[Figure record extracts]
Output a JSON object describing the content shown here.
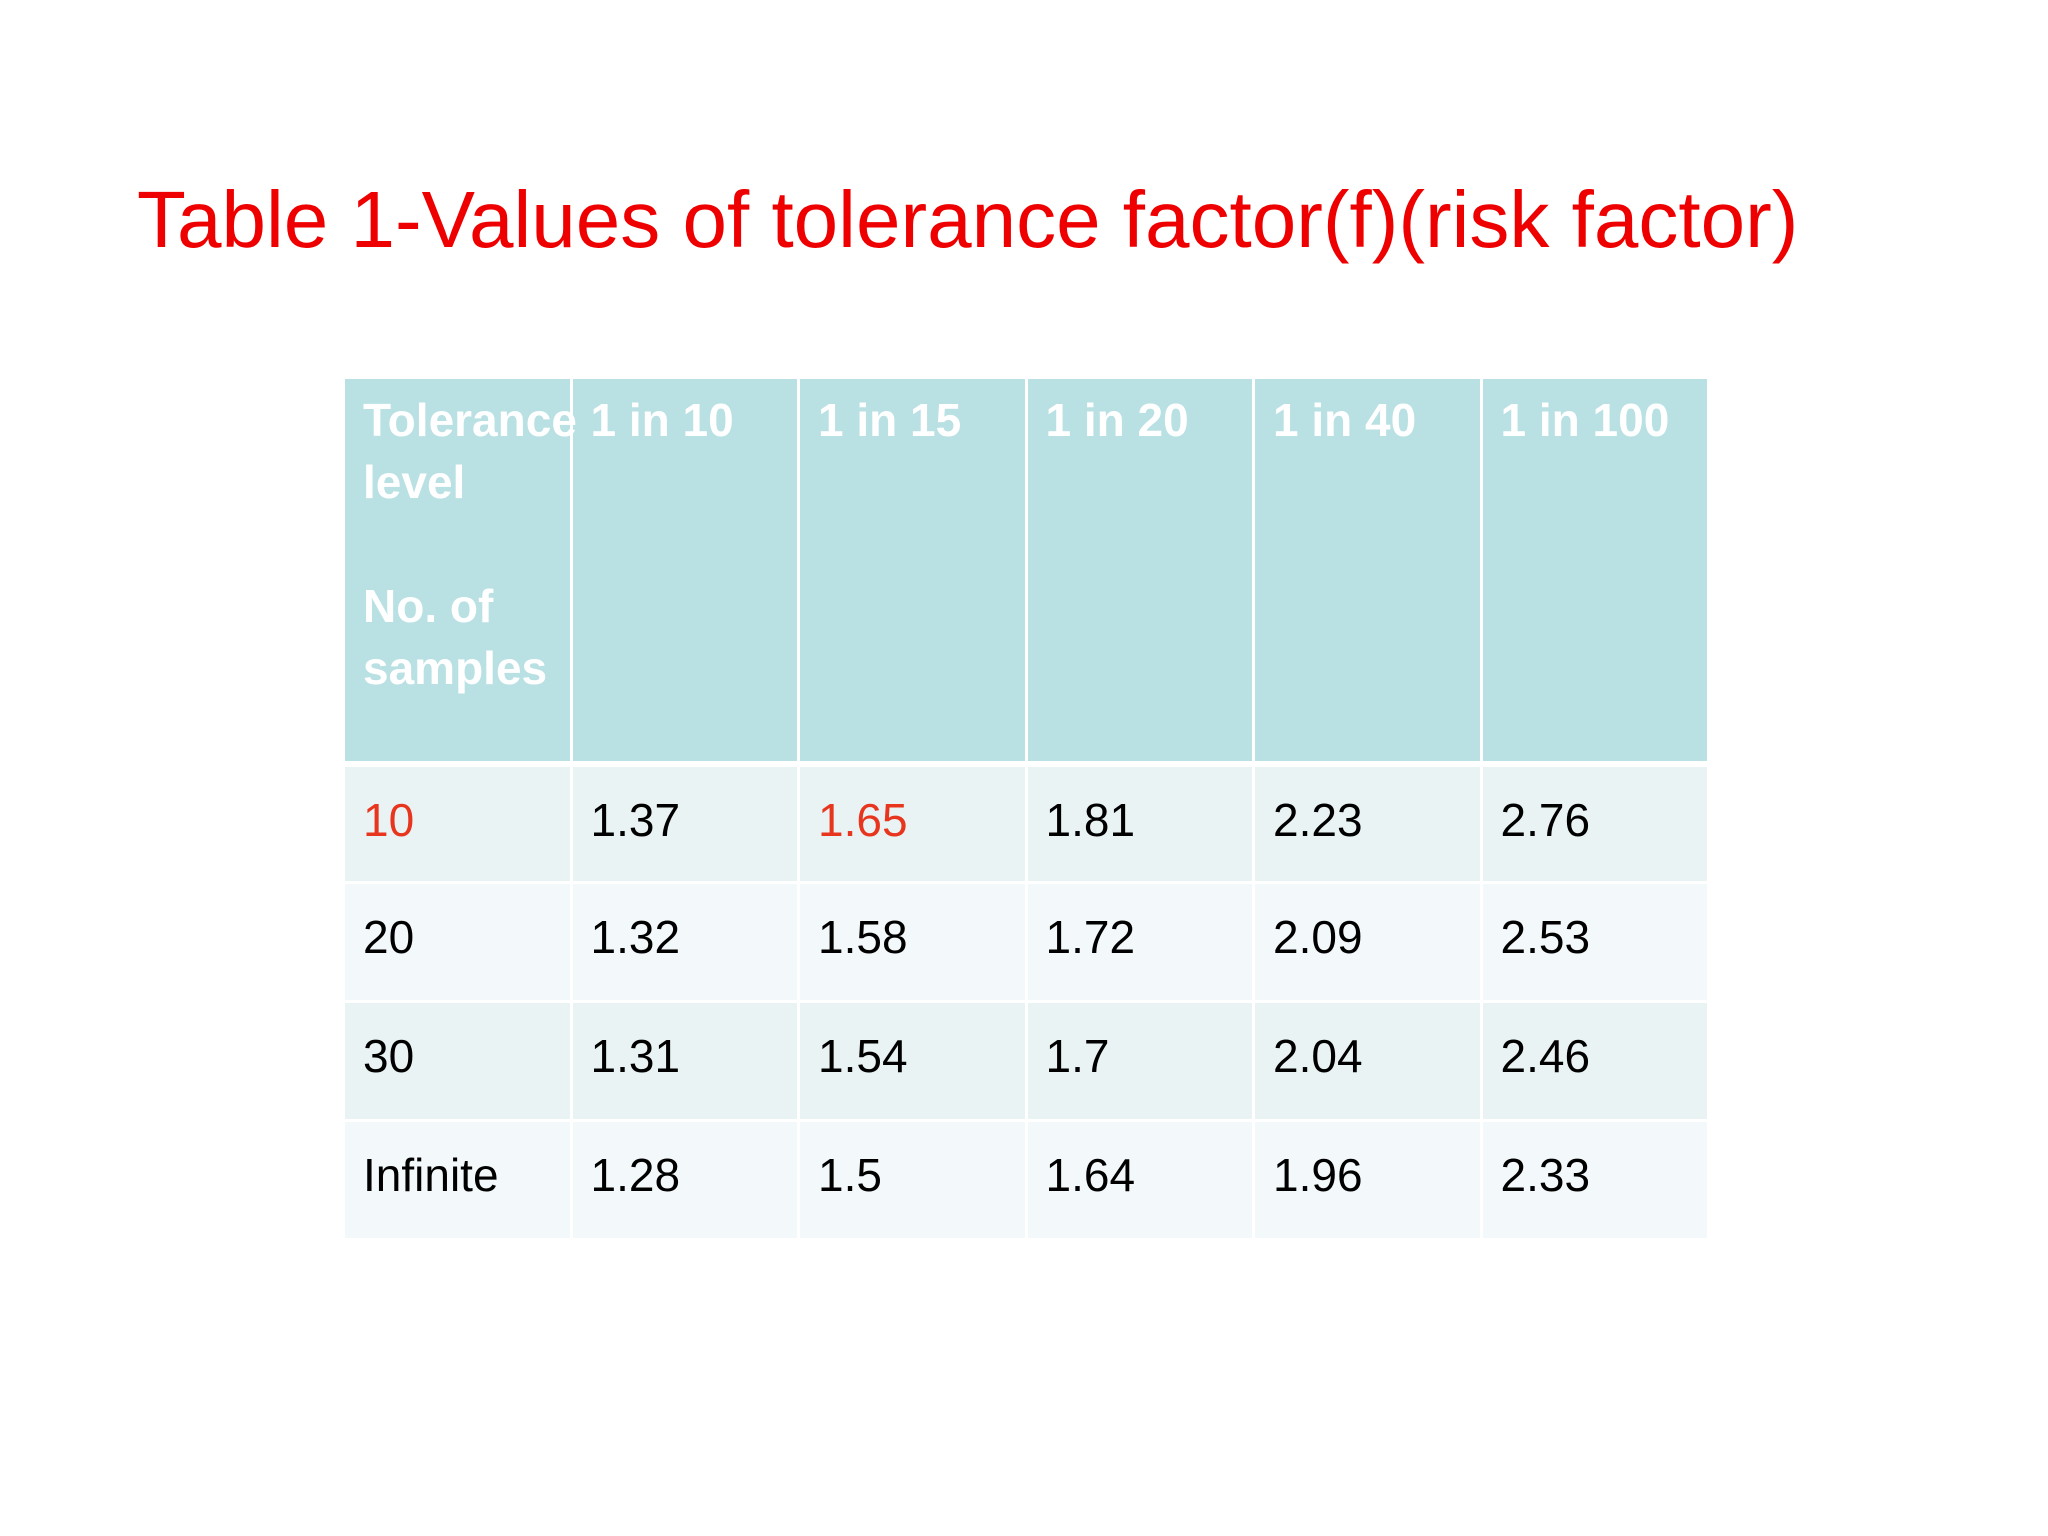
{
  "title": "Table 1-Values of tolerance factor(f)(risk factor)",
  "table": {
    "corner_label_line1": "Tolerance level",
    "corner_label_line2": "No. of samples",
    "columns": [
      "1 in 10",
      "1 in 15",
      "1 in 20",
      "1 in 40",
      "1 in 100"
    ],
    "rows": [
      {
        "label": "10",
        "values": [
          "1.37",
          "1.65",
          "1.81",
          "2.23",
          "2.76"
        ]
      },
      {
        "label": "20",
        "values": [
          "1.32",
          "1.58",
          "1.72",
          "2.09",
          "2.53"
        ]
      },
      {
        "label": "30",
        "values": [
          "1.31",
          "1.54",
          "1.7",
          "2.04",
          "2.46"
        ]
      },
      {
        "label": "Infinite",
        "values": [
          "1.28",
          "1.5",
          "1.64",
          "1.96",
          "2.33"
        ]
      }
    ]
  },
  "colors": {
    "title": "#ee0000",
    "header_background": "#b9e0e3",
    "header_text": "#ffffff",
    "row_band_1": "#e9f3f4",
    "row_band_2": "#f3f8fa",
    "highlight_text": "#e8351d"
  }
}
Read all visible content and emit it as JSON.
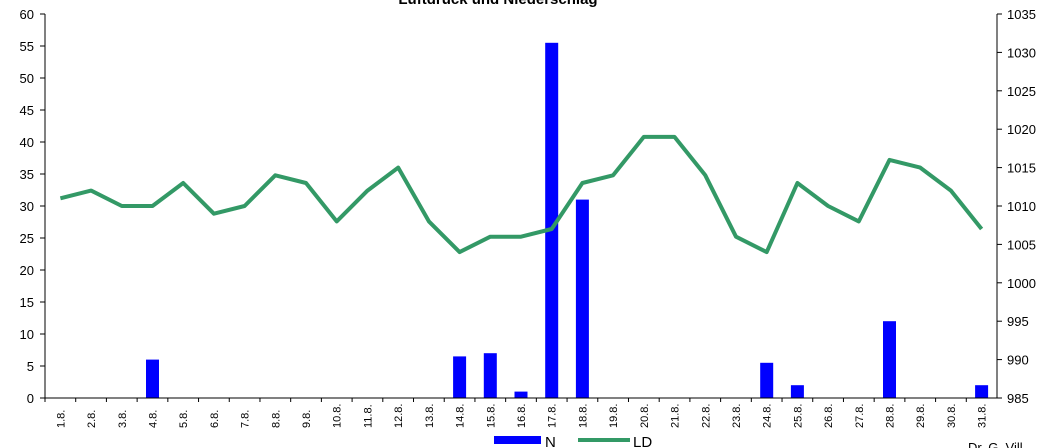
{
  "chart_data": {
    "type": "bar+line",
    "title": "Luftdruck und Niederschlag",
    "categories": [
      "1.8.",
      "2.8.",
      "3.8.",
      "4.8.",
      "5.8.",
      "6.8.",
      "7.8.",
      "8.8.",
      "9.8.",
      "10.8.",
      "11.8.",
      "12.8.",
      "13.8.",
      "14.8.",
      "15.8.",
      "16.8.",
      "17.8.",
      "18.8.",
      "19.8.",
      "20.8.",
      "21.8.",
      "22.8.",
      "23.8.",
      "24.8.",
      "25.8.",
      "26.8.",
      "27.8.",
      "28.8.",
      "29.8.",
      "30.8.",
      "31.8."
    ],
    "series": [
      {
        "name": "N",
        "type": "bar",
        "axis": "left",
        "color": "#0000FF",
        "values": [
          0,
          0,
          0,
          6,
          0,
          0,
          0,
          0,
          0,
          0,
          0,
          0,
          0,
          6.5,
          7,
          1,
          55.5,
          31,
          0,
          0,
          0,
          0,
          0,
          5.5,
          2,
          0,
          0,
          12,
          0,
          0,
          2
        ]
      },
      {
        "name": "LD",
        "type": "line",
        "axis": "right",
        "color": "#339966",
        "values": [
          1011,
          1012,
          1010,
          1010,
          1013,
          1009,
          1010,
          1014,
          1013,
          1008,
          1012,
          1015,
          1008,
          1004,
          1006,
          1006,
          1007,
          1013,
          1014,
          1019,
          1019,
          1014,
          1006,
          1004,
          1013,
          1010,
          1008,
          1016,
          1015,
          1012,
          1007
        ]
      }
    ],
    "y_left": {
      "min": 0,
      "max": 60,
      "step": 5,
      "ticks": [
        "0",
        "5",
        "10",
        "15",
        "20",
        "25",
        "30",
        "35",
        "40",
        "45",
        "50",
        "55",
        "60"
      ]
    },
    "y_right": {
      "min": 985,
      "max": 1035,
      "step": 5,
      "ticks": [
        "985",
        "990",
        "995",
        "1000",
        "1005",
        "1010",
        "1015",
        "1020",
        "1025",
        "1030",
        "1035"
      ]
    },
    "legend_position": "bottom-center",
    "grid": false
  },
  "credit": "Dr. G. Vill"
}
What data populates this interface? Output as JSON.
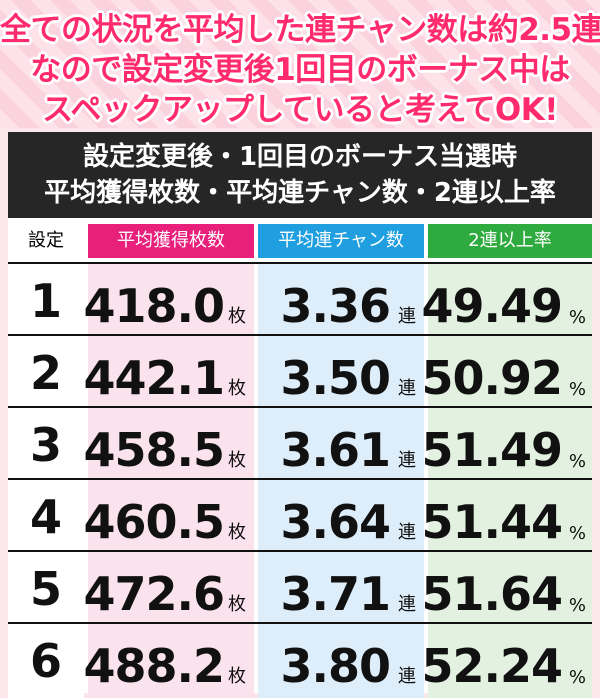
{
  "banner": {
    "line1": "全ての状況を平均した連チャン数は約2.5連",
    "line2": "なので設定変更後1回目のボーナス中は",
    "line3": "スペックアップしていると考えてOK!"
  },
  "table": {
    "title_line1": "設定変更後・1回目のボーナス当選時",
    "title_line2": "平均獲得枚数・平均連チャン数・2連以上率",
    "columns": {
      "setting": "設定",
      "avg_medals": "平均獲得枚数",
      "avg_streak": "平均連チャン数",
      "rate_2plus": "2連以上率"
    },
    "units": {
      "medals": "枚",
      "streak": "連",
      "percent": "%"
    },
    "rows": [
      {
        "setting": "1",
        "avg_medals": "418.0",
        "avg_streak": "3.36",
        "rate_2plus": "49.49"
      },
      {
        "setting": "2",
        "avg_medals": "442.1",
        "avg_streak": "3.50",
        "rate_2plus": "50.92"
      },
      {
        "setting": "3",
        "avg_medals": "458.5",
        "avg_streak": "3.61",
        "rate_2plus": "51.49"
      },
      {
        "setting": "4",
        "avg_medals": "460.5",
        "avg_streak": "3.64",
        "rate_2plus": "51.44"
      },
      {
        "setting": "5",
        "avg_medals": "472.6",
        "avg_streak": "3.71",
        "rate_2plus": "51.64"
      },
      {
        "setting": "6",
        "avg_medals": "488.2",
        "avg_streak": "3.80",
        "rate_2plus": "52.24"
      }
    ]
  },
  "colors": {
    "banner_text": "#ff2b6e",
    "header_bg": "#262626",
    "avg_medals_header": "#e8207c",
    "avg_streak_header": "#1f9fe0",
    "rate_header": "#2faa3e"
  }
}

** What the task requires **
Repeat the listing above exactly, with no pictures.

** Final answer **
Output a JSON object describing the content shown here.
{
  "title": "Table 1-Values of tolerance factor(f)(risk factor)",
  "table": {
    "corner_label_line1": "Tolerance level",
    "corner_label_line2": "No. of samples",
    "columns": [
      "1 in 10",
      "1 in 15",
      "1 in 20",
      "1 in 40",
      "1 in 100"
    ],
    "rows": [
      {
        "label": "10",
        "values": [
          "1.37",
          "1.65",
          "1.81",
          "2.23",
          "2.76"
        ]
      },
      {
        "label": "20",
        "values": [
          "1.32",
          "1.58",
          "1.72",
          "2.09",
          "2.53"
        ]
      },
      {
        "label": "30",
        "values": [
          "1.31",
          "1.54",
          "1.7",
          "2.04",
          "2.46"
        ]
      },
      {
        "label": "Infinite",
        "values": [
          "1.28",
          "1.5",
          "1.64",
          "1.96",
          "2.33"
        ]
      }
    ]
  },
  "colors": {
    "title": "#ee0000",
    "header_background": "#b9e0e3",
    "header_text": "#ffffff",
    "row_band_1": "#e9f3f4",
    "row_band_2": "#f3f8fa",
    "highlight_text": "#e8351d"
  }
}
Read all visible content and emit it as JSON.
{
  "chart_data": {
    "type": "bar+line",
    "title": "Luftdruck und Niederschlag",
    "categories": [
      "1.8.",
      "2.8.",
      "3.8.",
      "4.8.",
      "5.8.",
      "6.8.",
      "7.8.",
      "8.8.",
      "9.8.",
      "10.8.",
      "11.8.",
      "12.8.",
      "13.8.",
      "14.8.",
      "15.8.",
      "16.8.",
      "17.8.",
      "18.8.",
      "19.8.",
      "20.8.",
      "21.8.",
      "22.8.",
      "23.8.",
      "24.8.",
      "25.8.",
      "26.8.",
      "27.8.",
      "28.8.",
      "29.8.",
      "30.8.",
      "31.8."
    ],
    "series": [
      {
        "name": "N",
        "type": "bar",
        "axis": "left",
        "color": "#0000FF",
        "values": [
          0,
          0,
          0,
          6,
          0,
          0,
          0,
          0,
          0,
          0,
          0,
          0,
          0,
          6.5,
          7,
          1,
          55.5,
          31,
          0,
          0,
          0,
          0,
          0,
          5.5,
          2,
          0,
          0,
          12,
          0,
          0,
          2
        ]
      },
      {
        "name": "LD",
        "type": "line",
        "axis": "right",
        "color": "#339966",
        "values": [
          1011,
          1012,
          1010,
          1010,
          1013,
          1009,
          1010,
          1014,
          1013,
          1008,
          1012,
          1015,
          1008,
          1004,
          1006,
          1006,
          1007,
          1013,
          1014,
          1019,
          1019,
          1014,
          1006,
          1004,
          1013,
          1010,
          1008,
          1016,
          1015,
          1012,
          1007
        ]
      }
    ],
    "y_left": {
      "min": 0,
      "max": 60,
      "step": 5,
      "ticks": [
        "0",
        "5",
        "10",
        "15",
        "20",
        "25",
        "30",
        "35",
        "40",
        "45",
        "50",
        "55",
        "60"
      ]
    },
    "y_right": {
      "min": 985,
      "max": 1035,
      "step": 5,
      "ticks": [
        "985",
        "990",
        "995",
        "1000",
        "1005",
        "1010",
        "1015",
        "1020",
        "1025",
        "1030",
        "1035"
      ]
    },
    "legend_position": "bottom-center",
    "grid": false
  },
  "credit": "Dr. G. Vill"
}
What data populates this interface? Output as JSON.
{
  "banner": {
    "line1": "全ての状況を平均した連チャン数は約2.5連",
    "line2": "なので設定変更後1回目のボーナス中は",
    "line3": "スペックアップしていると考えてOK!"
  },
  "table": {
    "title_line1": "設定変更後・1回目のボーナス当選時",
    "title_line2": "平均獲得枚数・平均連チャン数・2連以上率",
    "columns": {
      "setting": "設定",
      "avg_medals": "平均獲得枚数",
      "avg_streak": "平均連チャン数",
      "rate_2plus": "2連以上率"
    },
    "units": {
      "medals": "枚",
      "streak": "連",
      "percent": "%"
    },
    "rows": [
      {
        "setting": "1",
        "avg_medals": "418.0",
        "avg_streak": "3.36",
        "rate_2plus": "49.49"
      },
      {
        "setting": "2",
        "avg_medals": "442.1",
        "avg_streak": "3.50",
        "rate_2plus": "50.92"
      },
      {
        "setting": "3",
        "avg_medals": "458.5",
        "avg_streak": "3.61",
        "rate_2plus": "51.49"
      },
      {
        "setting": "4",
        "avg_medals": "460.5",
        "avg_streak": "3.64",
        "rate_2plus": "51.44"
      },
      {
        "setting": "5",
        "avg_medals": "472.6",
        "avg_streak": "3.71",
        "rate_2plus": "51.64"
      },
      {
        "setting": "6",
        "avg_medals": "488.2",
        "avg_streak": "3.80",
        "rate_2plus": "52.24"
      }
    ]
  },
  "colors": {
    "banner_text": "#ff2b6e",
    "header_bg": "#262626",
    "avg_medals_header": "#e8207c",
    "avg_streak_header": "#1f9fe0",
    "rate_header": "#2faa3e"
  }
}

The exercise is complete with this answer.